▸ **RECORDS FOR PROCESSING**
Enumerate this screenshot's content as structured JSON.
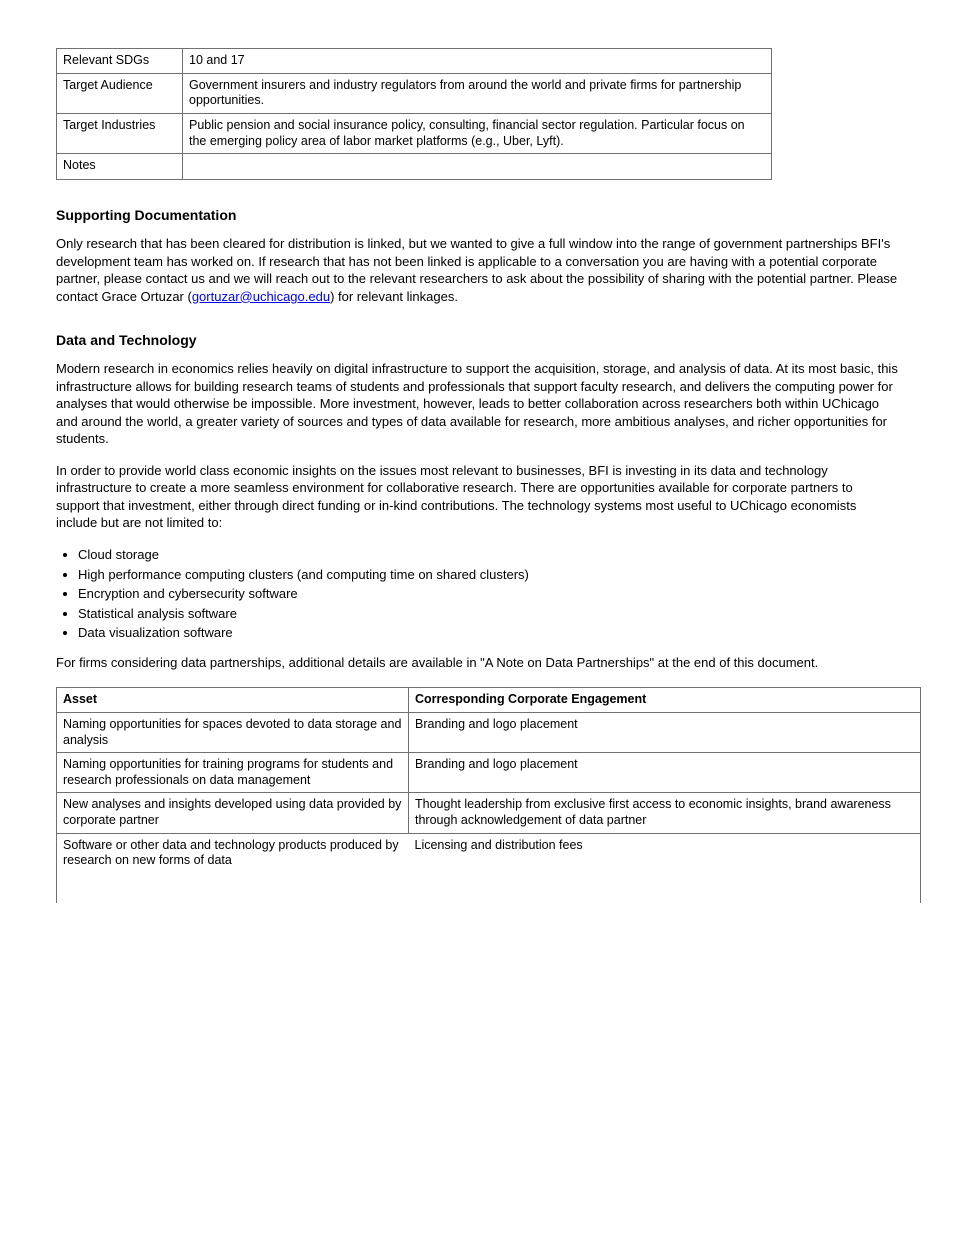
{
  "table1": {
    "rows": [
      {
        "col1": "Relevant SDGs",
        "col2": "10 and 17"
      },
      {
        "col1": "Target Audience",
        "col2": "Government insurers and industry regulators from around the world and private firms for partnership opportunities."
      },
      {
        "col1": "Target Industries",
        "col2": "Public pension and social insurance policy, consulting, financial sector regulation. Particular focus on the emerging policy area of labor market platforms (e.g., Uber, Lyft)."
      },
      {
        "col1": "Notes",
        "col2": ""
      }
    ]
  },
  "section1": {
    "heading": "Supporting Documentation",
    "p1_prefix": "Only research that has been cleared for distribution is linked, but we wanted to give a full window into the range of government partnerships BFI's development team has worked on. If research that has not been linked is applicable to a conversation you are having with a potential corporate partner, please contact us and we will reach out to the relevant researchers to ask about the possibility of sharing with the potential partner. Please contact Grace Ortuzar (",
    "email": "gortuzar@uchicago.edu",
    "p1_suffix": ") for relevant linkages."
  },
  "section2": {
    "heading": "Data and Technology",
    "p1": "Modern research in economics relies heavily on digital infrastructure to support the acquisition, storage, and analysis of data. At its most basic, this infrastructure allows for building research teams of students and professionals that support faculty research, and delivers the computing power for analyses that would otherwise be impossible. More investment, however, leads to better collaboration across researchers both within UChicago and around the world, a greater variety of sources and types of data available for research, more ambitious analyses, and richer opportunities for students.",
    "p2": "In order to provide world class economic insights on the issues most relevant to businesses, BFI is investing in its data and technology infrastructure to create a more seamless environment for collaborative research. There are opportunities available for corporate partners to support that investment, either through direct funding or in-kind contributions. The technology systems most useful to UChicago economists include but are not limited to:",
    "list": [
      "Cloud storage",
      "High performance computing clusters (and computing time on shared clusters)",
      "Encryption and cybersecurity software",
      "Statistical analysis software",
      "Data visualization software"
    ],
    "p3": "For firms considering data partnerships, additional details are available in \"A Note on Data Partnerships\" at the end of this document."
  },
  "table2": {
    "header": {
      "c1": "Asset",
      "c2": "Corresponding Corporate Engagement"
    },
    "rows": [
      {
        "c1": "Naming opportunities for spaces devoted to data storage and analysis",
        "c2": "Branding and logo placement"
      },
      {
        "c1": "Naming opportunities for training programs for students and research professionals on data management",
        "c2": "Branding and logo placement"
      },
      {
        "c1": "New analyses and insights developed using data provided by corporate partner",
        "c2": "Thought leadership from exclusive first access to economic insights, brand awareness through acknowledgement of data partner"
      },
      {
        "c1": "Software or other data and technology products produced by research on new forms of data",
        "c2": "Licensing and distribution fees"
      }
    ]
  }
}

▸ **SHORT PROBLEM**
Transcribe the preceding listing in its entirety and with exact wording, leaving out pictures.

▸ **ANSWER TO THIS EXERCISE**
Enumerate this screenshot's content as structured JSON.
{
  "table1": {
    "rows": [
      {
        "col1": "Relevant SDGs",
        "col2": "10 and 17"
      },
      {
        "col1": "Target Audience",
        "col2": "Government insurers and industry regulators from around the world and private firms for partnership opportunities."
      },
      {
        "col1": "Target Industries",
        "col2": "Public pension and social insurance policy, consulting, financial sector regulation. Particular focus on the emerging policy area of labor market platforms (e.g., Uber, Lyft)."
      },
      {
        "col1": "Notes",
        "col2": ""
      }
    ]
  },
  "section1": {
    "heading": "Supporting Documentation",
    "p1_prefix": "Only research that has been cleared for distribution is linked, but we wanted to give a full window into the range of government partnerships BFI's development team has worked on. If research that has not been linked is applicable to a conversation you are having with a potential corporate partner, please contact us and we will reach out to the relevant researchers to ask about the possibility of sharing with the potential partner. Please contact Grace Ortuzar (",
    "email": "gortuzar@uchicago.edu",
    "p1_suffix": ") for relevant linkages."
  },
  "section2": {
    "heading": "Data and Technology",
    "p1": "Modern research in economics relies heavily on digital infrastructure to support the acquisition, storage, and analysis of data. At its most basic, this infrastructure allows for building research teams of students and professionals that support faculty research, and delivers the computing power for analyses that would otherwise be impossible. More investment, however, leads to better collaboration across researchers both within UChicago and around the world, a greater variety of sources and types of data available for research, more ambitious analyses, and richer opportunities for students.",
    "p2": "In order to provide world class economic insights on the issues most relevant to businesses, BFI is investing in its data and technology infrastructure to create a more seamless environment for collaborative research. There are opportunities available for corporate partners to support that investment, either through direct funding or in-kind contributions. The technology systems most useful to UChicago economists include but are not limited to:",
    "list": [
      "Cloud storage",
      "High performance computing clusters (and computing time on shared clusters)",
      "Encryption and cybersecurity software",
      "Statistical analysis software",
      "Data visualization software"
    ],
    "p3": "For firms considering data partnerships, additional details are available in \"A Note on Data Partnerships\" at the end of this document."
  },
  "table2": {
    "header": {
      "c1": "Asset",
      "c2": "Corresponding Corporate Engagement"
    },
    "rows": [
      {
        "c1": "Naming opportunities for spaces devoted to data storage and analysis",
        "c2": "Branding and logo placement"
      },
      {
        "c1": "Naming opportunities for training programs for students and research professionals on data management",
        "c2": "Branding and logo placement"
      },
      {
        "c1": "New analyses and insights developed using data provided by corporate partner",
        "c2": "Thought leadership from exclusive first access to economic insights, brand awareness through acknowledgement of data partner"
      },
      {
        "c1": "Software or other data and technology products produced by research on new forms of data",
        "c2": "Licensing and distribution fees"
      }
    ]
  }
}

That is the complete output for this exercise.